* _Data entries_:
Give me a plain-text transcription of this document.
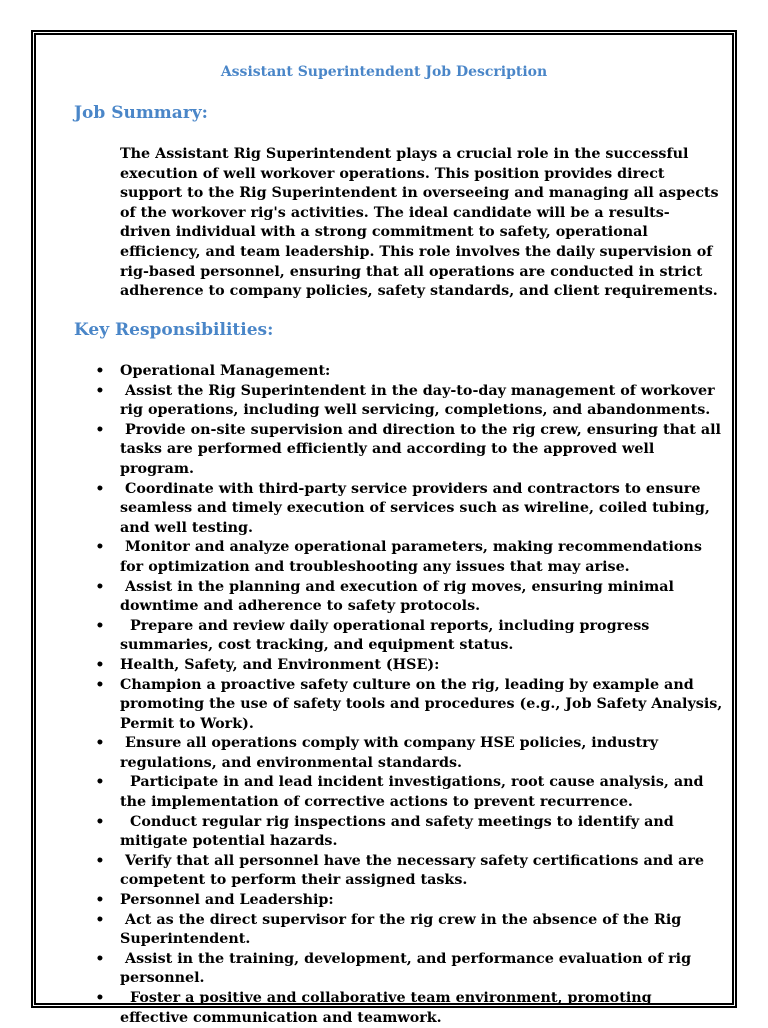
Assistant Superintendent Job Description
Job Summary:

The Assistant Rig Superintendent plays a crucial role in the successful execution of well workover operations. This position provides direct support to the Rig Superintendent in overseeing and managing all aspects of the workover rig's activities. The ideal candidate will be a results-driven individual with a strong commitment to safety, operational efficiency, and team leadership. This role involves the daily supervision of rig-based personnel, ensuring that all operations are conducted in strict adherence to company policies, safety standards, and client requirements.

Key Responsibilities:
• Operational Management:
• Assist the Rig Superintendent in the day-to-day management of workover rig operations, including well servicing, completions, and abandonments.
• Provide on-site supervision and direction to the rig crew, ensuring that all tasks are performed efficiently and according to the approved well program.
• Coordinate with third-party service providers and contractors to ensure seamless and timely execution of services such as wireline, coiled tubing, and well testing.
• Monitor and analyze operational parameters, making recommendations for optimization and troubleshooting any issues that may arise.
• Assist in the planning and execution of rig moves, ensuring minimal downtime and adherence to safety protocols.
• Prepare and review daily operational reports, including progress summaries, cost tracking, and equipment status.
• Health, Safety, and Environment (HSE):
• Champion a proactive safety culture on the rig, leading by example and promoting the use of safety tools and procedures (e.g., Job Safety Analysis, Permit to Work).
• Ensure all operations comply with company HSE policies, industry regulations, and environmental standards.
• Participate in and lead incident investigations, root cause analysis, and the implementation of corrective actions to prevent recurrence.
• Conduct regular rig inspections and safety meetings to identify and mitigate potential hazards.
• Verify that all personnel have the necessary safety certifications and are competent to perform their assigned tasks.
• Personnel and Leadership:
• Act as the direct supervisor for the rig crew in the absence of the Rig Superintendent.
• Assist in the training, development, and performance evaluation of rig personnel.
• Foster a positive and collaborative team environment, promoting effective communication and teamwork.
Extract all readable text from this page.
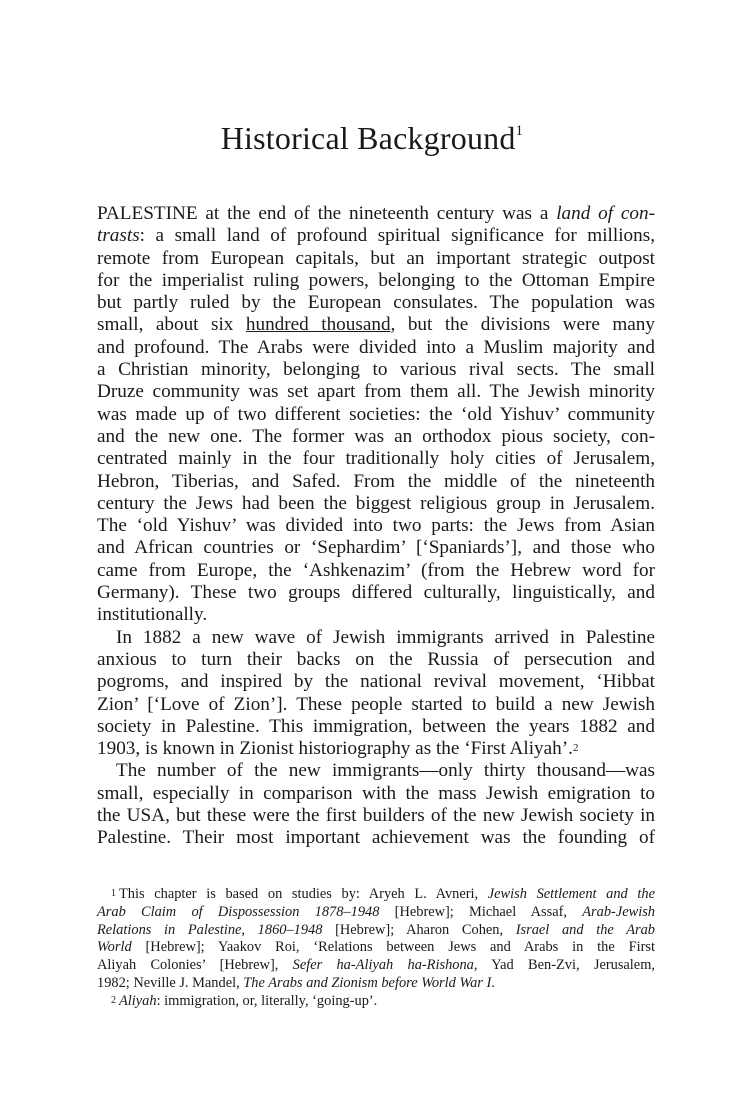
Historical Background$^1$
PALESTINE at the end of the nineteenth century was a land of con-
trasts: a small land of profound spiritual significance for millions,
remote from European capitals, but an important strategic outpost
for the imperialist ruling powers, belonging to the Ottoman Empire
but partly ruled by the European consulates. The population was
small, about six hundred thousand, but the divisions were many
and profound. The Arabs were divided into a Muslim majority and
a Christian minority, belonging to various rival sects. The small
Druze community was set apart from them all. The Jewish minority
was made up of two different societies: the ‘old Yishuv’ community
and the new one. The former was an orthodox pious society, con-
centrated mainly in the four traditionally holy cities of Jerusalem,
Hebron, Tiberias, and Safed. From the middle of the nineteenth
century the Jews had been the biggest religious group in Jerusalem.
The ‘old Yishuv’ was divided into two parts: the Jews from Asian
and African countries or ‘Sephardim’ [‘Spaniards’], and those who
came from Europe, the ‘Ashkenazim’ (from the Hebrew word for
Germany). These two groups differed culturally, linguistically, and
institutionally.
In 1882 a new wave of Jewish immigrants arrived in Palestine
anxious to turn their backs on the Russia of persecution and
pogroms, and inspired by the national revival movement, ‘Hibbat
Zion’ [‘Love of Zion’]. These people started to build a new Jewish
society in Palestine. This immigration, between the years 1882 and
1903, is known in Zionist historiography as the ‘First Aliyah’.$^2$
The number of the new immigrants—only thirty thousand—was
small, especially in comparison with the mass Jewish emigration to
the USA, but these were the first builders of the new Jewish society in
Palestine. Their most important achievement was the founding of
$^1$ This chapter is based on studies by: Aryeh L. Avneri, Jewish Settlement and the
Arab Claim of Dispossession 1878–1948 [Hebrew]; Michael Assaf, Arab-Jewish
Relations in Palestine, 1860–1948 [Hebrew]; Aharon Cohen, Israel and the Arab
World [Hebrew]; Yaakov Roi, ‘Relations between Jews and Arabs in the First
Aliyah Colonies’ [Hebrew], Sefer ha-Aliyah ha-Rishona, Yad Ben-Zvi, Jerusalem,
1982; Neville J. Mandel, The Arabs and Zionism before World War I.
$^2$ Aliyah: immigration, or, literally, ‘going-up’.
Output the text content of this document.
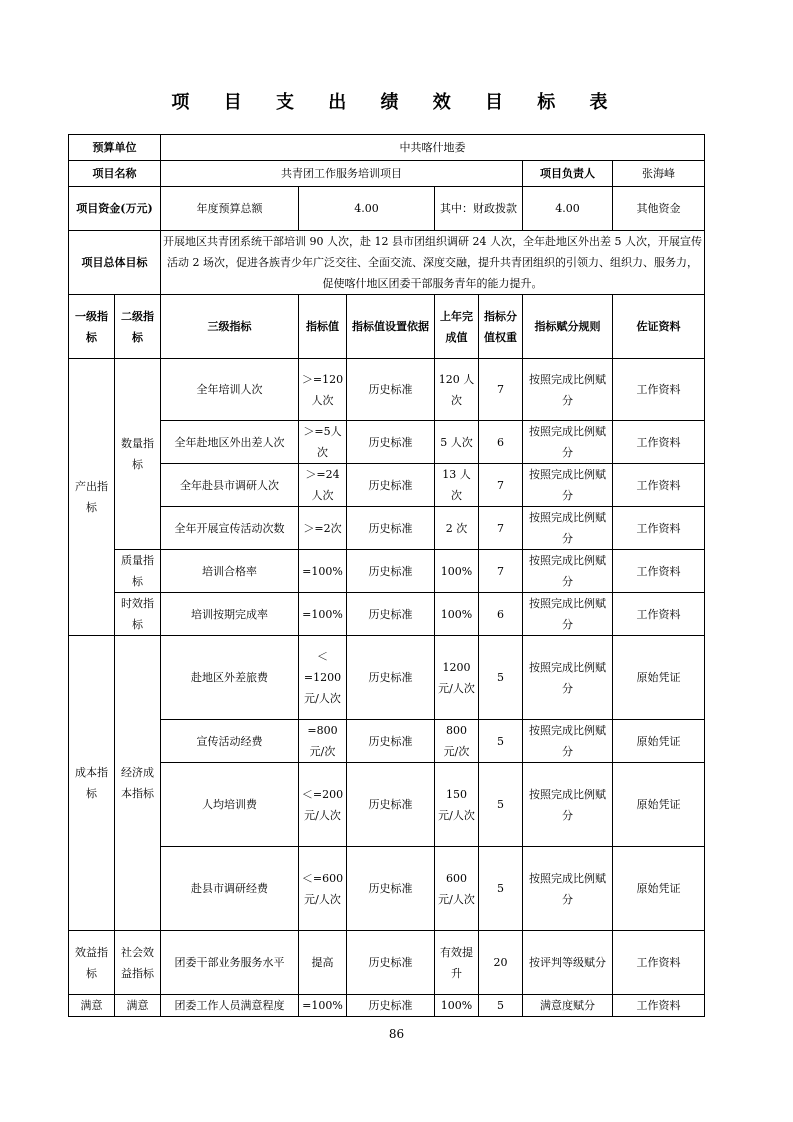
项 目 支 出 绩 效 目 标 表
预算单位		中共喀什地委							
项目名称		共青团工作服务培训项目					项目负责人	张海峰	
项目资金(万元)		年度预算总额	4.00		其中：财政拨款		4.00	其他资金	
项目总体目标		开展地区共青团系统干部培训 90 人次，赴 12 县市团组织调研 24 人次，全年赴地区外出差 5 人次，开展宣传活动 2 场次，促进各族青少年广泛交往、全面交流、深度交融，提升共青团组织的引领力、组织力、服务力，促使喀什地区团委干部服务青年的能力提升。							
一级指标	二级指标	三级指标	指标值	指标值设置依据	上年完成值	指标分值权重	指标赋分规则	佐证资料	
产出指标	数量指标	全年培训人次	＞=120人次	历史标准	120 人次	7	按照完成比例赋分	工作资料	
		全年赴地区外出差人次	＞=5人次	历史标准	5 人次	6	按照完成比例赋分	工作资料	
		全年赴县市调研人次	＞=24人次	历史标准	13 人次	7	按照完成比例赋分	工作资料	
		全年开展宣传活动次数	＞=2次	历史标准	2 次	7	按照完成比例赋分	工作资料	
	质量指标	培训合格率	=100%	历史标准	100%	7	按照完成比例赋分	工作资料	
	时效指标	培训按期完成率	=100%	历史标准	100%	6	按照完成比例赋分	工作资料	
成本指标	经济成本指标	赴地区外差旅费	＜=1200元/人次	历史标准	1200元/人次	5	按照完成比例赋分	原始凭证	
		宣传活动经费	=800元/次	历史标准	800 元/次	5	按照完成比例赋分	原始凭证	
		人均培训费	＜=200元/人次	历史标准	150 元/人次	5	按照完成比例赋分	原始凭证	
		赴县市调研经费	＜=600元/人次	历史标准	600 元/人次	5	按照完成比例赋分	原始凭证	
效益指标	社会效益指标	团委干部业务服务水平	提高	历史标准	有效提升	20	按评判等级赋分	工作资料	
满意	满意	团委工作人员满意程度	=100%	历史标准	100%	5	满意度赋分	工作资料	
86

* _YOUR OBJECTIVE_: Pull out every line of the entries that includes the word "execution".

* _COMPLETE RESPONSE_:
The Assistant Rig Superintendent plays a crucial role in the successful execution of well workover operations. This position provides direct support to the Rig Superintendent in overseeing and managing all aspects of the workover rig's activities. The ideal candidate will be a results-driven individual with a strong commitment to safety, operational efficiency, and team leadership. This role involves the daily supervision of rig-based personnel, ensuring that all operations are conducted in strict adherence to company policies, safety standards, and client requirements.
• Coordinate with third-party service providers and contractors to ensure seamless and timely execution of services such as wireline, coiled tubing, and well testing.
• Assist in the planning and execution of rig moves, ensuring minimal downtime and adherence to safety protocols.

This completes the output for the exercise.